» **EXERCISE**:
If a line in the records below contains the word "melanin", copy it.

» **THE RECORDS**:
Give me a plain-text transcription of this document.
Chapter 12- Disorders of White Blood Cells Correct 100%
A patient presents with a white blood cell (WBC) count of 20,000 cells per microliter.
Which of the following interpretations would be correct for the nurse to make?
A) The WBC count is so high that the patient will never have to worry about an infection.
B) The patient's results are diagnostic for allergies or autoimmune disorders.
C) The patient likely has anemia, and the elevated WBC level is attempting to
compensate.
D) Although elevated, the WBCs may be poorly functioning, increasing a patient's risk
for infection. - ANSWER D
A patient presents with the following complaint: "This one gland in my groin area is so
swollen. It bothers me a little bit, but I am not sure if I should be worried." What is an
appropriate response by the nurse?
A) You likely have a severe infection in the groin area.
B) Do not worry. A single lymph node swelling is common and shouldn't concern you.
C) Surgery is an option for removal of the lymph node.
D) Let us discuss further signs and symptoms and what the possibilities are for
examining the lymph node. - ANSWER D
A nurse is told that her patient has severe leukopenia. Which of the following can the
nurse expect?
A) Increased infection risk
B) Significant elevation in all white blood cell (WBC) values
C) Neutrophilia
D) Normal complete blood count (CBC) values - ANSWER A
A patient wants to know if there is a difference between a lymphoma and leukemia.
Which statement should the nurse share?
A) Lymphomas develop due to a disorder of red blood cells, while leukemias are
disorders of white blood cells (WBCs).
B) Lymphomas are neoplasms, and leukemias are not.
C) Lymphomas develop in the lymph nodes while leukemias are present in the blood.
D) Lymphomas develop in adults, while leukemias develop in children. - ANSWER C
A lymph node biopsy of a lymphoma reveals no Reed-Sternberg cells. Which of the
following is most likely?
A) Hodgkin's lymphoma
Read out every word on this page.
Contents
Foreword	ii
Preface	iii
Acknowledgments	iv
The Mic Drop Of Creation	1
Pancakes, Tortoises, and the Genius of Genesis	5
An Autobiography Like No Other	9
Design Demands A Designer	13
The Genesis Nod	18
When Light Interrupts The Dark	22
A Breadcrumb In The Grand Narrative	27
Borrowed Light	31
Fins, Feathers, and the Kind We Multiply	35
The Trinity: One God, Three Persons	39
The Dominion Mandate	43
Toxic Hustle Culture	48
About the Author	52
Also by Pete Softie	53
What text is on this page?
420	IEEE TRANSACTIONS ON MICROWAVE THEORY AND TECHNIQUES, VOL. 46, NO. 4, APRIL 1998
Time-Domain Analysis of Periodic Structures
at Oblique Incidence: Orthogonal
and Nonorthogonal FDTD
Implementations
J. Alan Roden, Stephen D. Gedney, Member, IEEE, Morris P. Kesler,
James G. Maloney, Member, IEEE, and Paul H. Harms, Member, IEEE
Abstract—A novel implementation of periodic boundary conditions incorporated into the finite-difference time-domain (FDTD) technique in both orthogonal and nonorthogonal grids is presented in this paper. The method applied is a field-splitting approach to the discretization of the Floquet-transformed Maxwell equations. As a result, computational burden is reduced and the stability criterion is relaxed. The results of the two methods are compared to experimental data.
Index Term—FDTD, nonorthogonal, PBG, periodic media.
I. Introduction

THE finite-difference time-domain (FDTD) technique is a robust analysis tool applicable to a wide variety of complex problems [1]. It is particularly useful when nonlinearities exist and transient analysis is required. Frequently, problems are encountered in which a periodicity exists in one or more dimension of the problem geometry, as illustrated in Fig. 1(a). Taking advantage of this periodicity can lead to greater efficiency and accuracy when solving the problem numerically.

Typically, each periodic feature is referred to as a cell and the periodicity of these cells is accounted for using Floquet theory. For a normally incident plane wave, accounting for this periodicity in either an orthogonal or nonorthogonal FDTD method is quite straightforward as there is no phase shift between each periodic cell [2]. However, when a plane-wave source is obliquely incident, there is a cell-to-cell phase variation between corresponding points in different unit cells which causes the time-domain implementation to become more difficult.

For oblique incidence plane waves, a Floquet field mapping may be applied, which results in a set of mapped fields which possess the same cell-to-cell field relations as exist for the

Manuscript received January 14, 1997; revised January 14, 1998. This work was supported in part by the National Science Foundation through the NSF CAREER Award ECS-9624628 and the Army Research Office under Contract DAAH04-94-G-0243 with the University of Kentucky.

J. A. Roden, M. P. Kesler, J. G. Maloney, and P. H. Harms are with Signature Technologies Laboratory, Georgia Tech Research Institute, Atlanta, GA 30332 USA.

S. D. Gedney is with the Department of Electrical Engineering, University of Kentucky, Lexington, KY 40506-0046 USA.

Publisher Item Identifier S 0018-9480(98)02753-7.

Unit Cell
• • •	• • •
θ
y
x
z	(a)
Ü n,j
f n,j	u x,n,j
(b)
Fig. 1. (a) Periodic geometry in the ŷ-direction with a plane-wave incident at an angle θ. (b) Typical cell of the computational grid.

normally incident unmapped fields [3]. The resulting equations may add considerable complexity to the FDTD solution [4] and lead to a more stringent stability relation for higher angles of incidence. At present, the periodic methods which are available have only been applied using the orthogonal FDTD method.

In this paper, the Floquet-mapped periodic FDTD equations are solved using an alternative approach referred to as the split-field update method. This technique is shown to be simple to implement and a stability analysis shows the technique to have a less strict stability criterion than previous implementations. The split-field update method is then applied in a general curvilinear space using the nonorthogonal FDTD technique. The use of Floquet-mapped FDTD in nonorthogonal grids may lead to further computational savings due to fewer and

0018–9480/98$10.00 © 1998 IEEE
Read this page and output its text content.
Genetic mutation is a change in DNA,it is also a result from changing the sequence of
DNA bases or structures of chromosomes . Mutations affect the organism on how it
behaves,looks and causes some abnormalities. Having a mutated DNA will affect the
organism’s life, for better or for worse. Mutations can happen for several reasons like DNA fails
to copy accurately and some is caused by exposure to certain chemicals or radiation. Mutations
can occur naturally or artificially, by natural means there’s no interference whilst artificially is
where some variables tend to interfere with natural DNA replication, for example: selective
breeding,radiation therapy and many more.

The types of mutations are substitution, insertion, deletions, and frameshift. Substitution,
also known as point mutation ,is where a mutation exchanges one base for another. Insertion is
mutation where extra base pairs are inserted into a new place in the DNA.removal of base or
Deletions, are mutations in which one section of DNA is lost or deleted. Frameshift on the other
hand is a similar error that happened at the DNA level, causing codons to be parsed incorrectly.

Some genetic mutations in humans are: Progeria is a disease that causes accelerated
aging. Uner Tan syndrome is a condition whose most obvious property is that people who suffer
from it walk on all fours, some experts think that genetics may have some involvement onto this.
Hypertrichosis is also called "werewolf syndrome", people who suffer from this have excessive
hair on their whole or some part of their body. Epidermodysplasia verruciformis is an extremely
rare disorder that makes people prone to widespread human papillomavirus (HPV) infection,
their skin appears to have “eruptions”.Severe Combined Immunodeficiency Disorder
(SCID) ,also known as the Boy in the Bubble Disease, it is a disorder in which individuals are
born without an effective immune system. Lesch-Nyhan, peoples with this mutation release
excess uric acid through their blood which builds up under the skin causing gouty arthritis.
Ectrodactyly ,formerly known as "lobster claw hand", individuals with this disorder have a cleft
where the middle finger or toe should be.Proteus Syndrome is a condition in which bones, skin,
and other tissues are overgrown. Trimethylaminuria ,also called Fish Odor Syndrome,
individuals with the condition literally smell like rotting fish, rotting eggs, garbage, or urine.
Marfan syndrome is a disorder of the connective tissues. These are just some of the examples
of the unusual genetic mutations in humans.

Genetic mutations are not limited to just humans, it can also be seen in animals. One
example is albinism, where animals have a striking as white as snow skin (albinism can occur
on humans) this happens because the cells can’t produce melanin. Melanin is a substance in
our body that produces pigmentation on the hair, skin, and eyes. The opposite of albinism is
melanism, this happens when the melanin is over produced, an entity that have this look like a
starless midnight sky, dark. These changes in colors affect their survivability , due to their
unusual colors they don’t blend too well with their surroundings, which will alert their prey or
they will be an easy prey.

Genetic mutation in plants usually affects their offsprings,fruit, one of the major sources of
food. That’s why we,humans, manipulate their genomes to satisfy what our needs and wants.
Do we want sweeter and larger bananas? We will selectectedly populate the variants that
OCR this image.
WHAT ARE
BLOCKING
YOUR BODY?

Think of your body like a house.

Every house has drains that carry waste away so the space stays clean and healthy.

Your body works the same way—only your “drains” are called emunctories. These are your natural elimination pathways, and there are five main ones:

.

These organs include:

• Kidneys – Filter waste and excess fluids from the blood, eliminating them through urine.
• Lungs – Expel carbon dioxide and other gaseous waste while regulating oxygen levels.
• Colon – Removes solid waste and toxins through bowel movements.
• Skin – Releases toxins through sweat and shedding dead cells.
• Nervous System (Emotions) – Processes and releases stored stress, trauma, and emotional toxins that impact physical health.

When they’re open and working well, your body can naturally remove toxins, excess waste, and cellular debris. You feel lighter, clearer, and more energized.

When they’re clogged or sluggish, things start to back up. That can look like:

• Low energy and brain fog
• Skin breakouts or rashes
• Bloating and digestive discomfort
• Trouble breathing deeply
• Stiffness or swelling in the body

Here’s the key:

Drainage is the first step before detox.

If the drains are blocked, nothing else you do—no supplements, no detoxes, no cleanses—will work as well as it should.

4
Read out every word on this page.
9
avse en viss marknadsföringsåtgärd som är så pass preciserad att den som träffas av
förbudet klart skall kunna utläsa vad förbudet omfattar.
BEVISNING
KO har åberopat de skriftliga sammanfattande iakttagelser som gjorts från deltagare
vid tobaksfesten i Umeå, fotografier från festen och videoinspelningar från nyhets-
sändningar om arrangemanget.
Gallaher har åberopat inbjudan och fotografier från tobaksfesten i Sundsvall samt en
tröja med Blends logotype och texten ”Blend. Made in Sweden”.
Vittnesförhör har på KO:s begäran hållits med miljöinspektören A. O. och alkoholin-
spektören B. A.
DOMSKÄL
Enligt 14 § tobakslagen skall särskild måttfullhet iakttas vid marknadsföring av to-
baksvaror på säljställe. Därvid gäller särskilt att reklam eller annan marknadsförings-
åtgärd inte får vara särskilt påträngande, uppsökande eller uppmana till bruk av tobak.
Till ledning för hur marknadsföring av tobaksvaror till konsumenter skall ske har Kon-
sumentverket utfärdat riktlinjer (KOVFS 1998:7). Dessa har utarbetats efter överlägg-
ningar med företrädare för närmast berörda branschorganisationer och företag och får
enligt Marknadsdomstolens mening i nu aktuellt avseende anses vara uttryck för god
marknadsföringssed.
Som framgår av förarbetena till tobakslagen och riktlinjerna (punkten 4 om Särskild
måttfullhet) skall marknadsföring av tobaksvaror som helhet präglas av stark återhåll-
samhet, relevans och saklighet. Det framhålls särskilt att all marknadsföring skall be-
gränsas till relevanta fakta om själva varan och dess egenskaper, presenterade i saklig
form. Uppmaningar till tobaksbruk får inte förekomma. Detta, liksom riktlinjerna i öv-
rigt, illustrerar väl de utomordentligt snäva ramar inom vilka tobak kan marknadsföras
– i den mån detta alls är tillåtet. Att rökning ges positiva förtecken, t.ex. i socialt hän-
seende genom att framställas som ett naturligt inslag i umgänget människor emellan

» **ANSWER BELOW**:
on humans) this happens because the cells can’t produce melanin. Melanin is a substance in
melanism, this happens when the melanin is over produced, an entity that have this look like a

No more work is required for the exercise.